INSTRUCTIONS TO FOLLOW -
Write out the entries below once more, exactly, with the pictures left out.

[Saved entries]

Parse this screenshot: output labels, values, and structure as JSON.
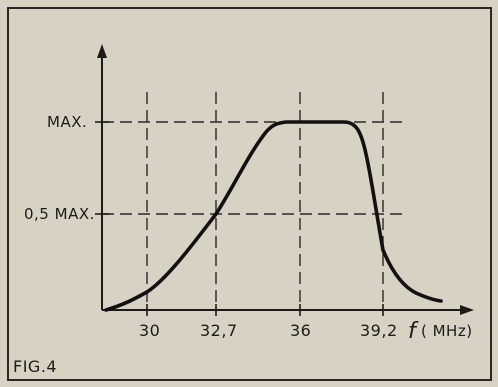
{
  "figure": {
    "caption": "FIG.4",
    "x_axis_label": "f",
    "x_axis_unit": "( MHz)",
    "y_labels": {
      "max": "MAX.",
      "half": "0,5 MAX."
    },
    "x_ticks": [
      "30",
      "32,7",
      "36",
      "39,2"
    ]
  },
  "chart_data": {
    "type": "line",
    "title": "",
    "xlabel": "f( MHz)",
    "ylabel": "",
    "x_ticks": [
      30,
      32.7,
      36,
      39.2
    ],
    "y_ticks": [
      {
        "value": 0.5,
        "label": "0,5 MAX."
      },
      {
        "value": 1.0,
        "label": "MAX."
      }
    ],
    "series": [
      {
        "points": [
          [
            28.8,
            0.0
          ],
          [
            30.0,
            0.09
          ],
          [
            31.5,
            0.28
          ],
          [
            32.7,
            0.5
          ],
          [
            34.0,
            0.79
          ],
          [
            34.7,
            0.95
          ],
          [
            35.5,
            1.0
          ],
          [
            37.5,
            1.0
          ],
          [
            38.0,
            0.94
          ],
          [
            38.7,
            0.62
          ],
          [
            39.2,
            0.31
          ],
          [
            40.0,
            0.14
          ],
          [
            40.8,
            0.08
          ],
          [
            41.3,
            0.05
          ]
        ]
      }
    ]
  }
}
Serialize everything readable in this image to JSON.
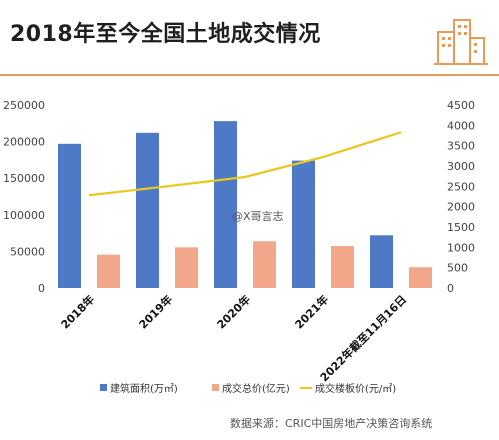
{
  "title": "2018年至今全国土地成交情况",
  "watermark": "@X哥言志",
  "source": "数据来源：CRIC中国房地产决策咨询系统",
  "colors": {
    "bar_area": "#4e79c7",
    "bar_total": "#f2a68a",
    "line_price": "#e8c81c",
    "accent": "#e89a56"
  },
  "chart_data": {
    "type": "bar",
    "categories": [
      "2018年",
      "2019年",
      "2020年",
      "2021年",
      "2022年截至11月16日"
    ],
    "series": [
      {
        "name": "建筑面积(万㎡)",
        "type": "bar",
        "axis": "left",
        "values": [
          197000,
          212000,
          228000,
          174000,
          72000
        ]
      },
      {
        "name": "成交总价(亿元)",
        "type": "bar",
        "axis": "right",
        "values": [
          820,
          1000,
          1150,
          1030,
          510
        ]
      },
      {
        "name": "成交楼板价(元/㎡)",
        "type": "line",
        "axis": "right",
        "values": [
          2280,
          2500,
          2730,
          3220,
          3830
        ]
      }
    ],
    "y_left": {
      "min": 0,
      "max": 250000,
      "ticks": [
        0,
        50000,
        100000,
        150000,
        200000,
        250000
      ]
    },
    "y_right": {
      "min": 0,
      "max": 4500,
      "ticks": [
        0,
        500,
        1000,
        1500,
        2000,
        2500,
        3000,
        3500,
        4000,
        4500
      ]
    },
    "legend_position": "bottom",
    "grid": false
  }
}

EXERCISE RESULT -
Parse this screenshot: output labels, values, and structure as JSON.
{
  "figure": {
    "caption": "FIG.4",
    "x_axis_label": "f",
    "x_axis_unit": "( MHz)",
    "y_labels": {
      "max": "MAX.",
      "half": "0,5 MAX."
    },
    "x_ticks": [
      "30",
      "32,7",
      "36",
      "39,2"
    ]
  },
  "chart_data": {
    "type": "line",
    "title": "",
    "xlabel": "f( MHz)",
    "ylabel": "",
    "x_ticks": [
      30,
      32.7,
      36,
      39.2
    ],
    "y_ticks": [
      {
        "value": 0.5,
        "label": "0,5 MAX."
      },
      {
        "value": 1.0,
        "label": "MAX."
      }
    ],
    "series": [
      {
        "points": [
          [
            28.8,
            0.0
          ],
          [
            30.0,
            0.09
          ],
          [
            31.5,
            0.28
          ],
          [
            32.7,
            0.5
          ],
          [
            34.0,
            0.79
          ],
          [
            34.7,
            0.95
          ],
          [
            35.5,
            1.0
          ],
          [
            37.5,
            1.0
          ],
          [
            38.0,
            0.94
          ],
          [
            38.7,
            0.62
          ],
          [
            39.2,
            0.31
          ],
          [
            40.0,
            0.14
          ],
          [
            40.8,
            0.08
          ],
          [
            41.3,
            0.05
          ]
        ]
      }
    ]
  }
}
Serialize everything readable in this image to JSON.
{
  "title": "2018年至今全国土地成交情况",
  "watermark": "@X哥言志",
  "source": "数据来源：CRIC中国房地产决策咨询系统",
  "colors": {
    "bar_area": "#4e79c7",
    "bar_total": "#f2a68a",
    "line_price": "#e8c81c",
    "accent": "#e89a56"
  },
  "chart_data": {
    "type": "bar",
    "categories": [
      "2018年",
      "2019年",
      "2020年",
      "2021年",
      "2022年截至11月16日"
    ],
    "series": [
      {
        "name": "建筑面积(万㎡)",
        "type": "bar",
        "axis": "left",
        "values": [
          197000,
          212000,
          228000,
          174000,
          72000
        ]
      },
      {
        "name": "成交总价(亿元)",
        "type": "bar",
        "axis": "right",
        "values": [
          820,
          1000,
          1150,
          1030,
          510
        ]
      },
      {
        "name": "成交楼板价(元/㎡)",
        "type": "line",
        "axis": "right",
        "values": [
          2280,
          2500,
          2730,
          3220,
          3830
        ]
      }
    ],
    "y_left": {
      "min": 0,
      "max": 250000,
      "ticks": [
        0,
        50000,
        100000,
        150000,
        200000,
        250000
      ]
    },
    "y_right": {
      "min": 0,
      "max": 4500,
      "ticks": [
        0,
        500,
        1000,
        1500,
        2000,
        2500,
        3000,
        3500,
        4000,
        4500
      ]
    },
    "legend_position": "bottom",
    "grid": false
  }
}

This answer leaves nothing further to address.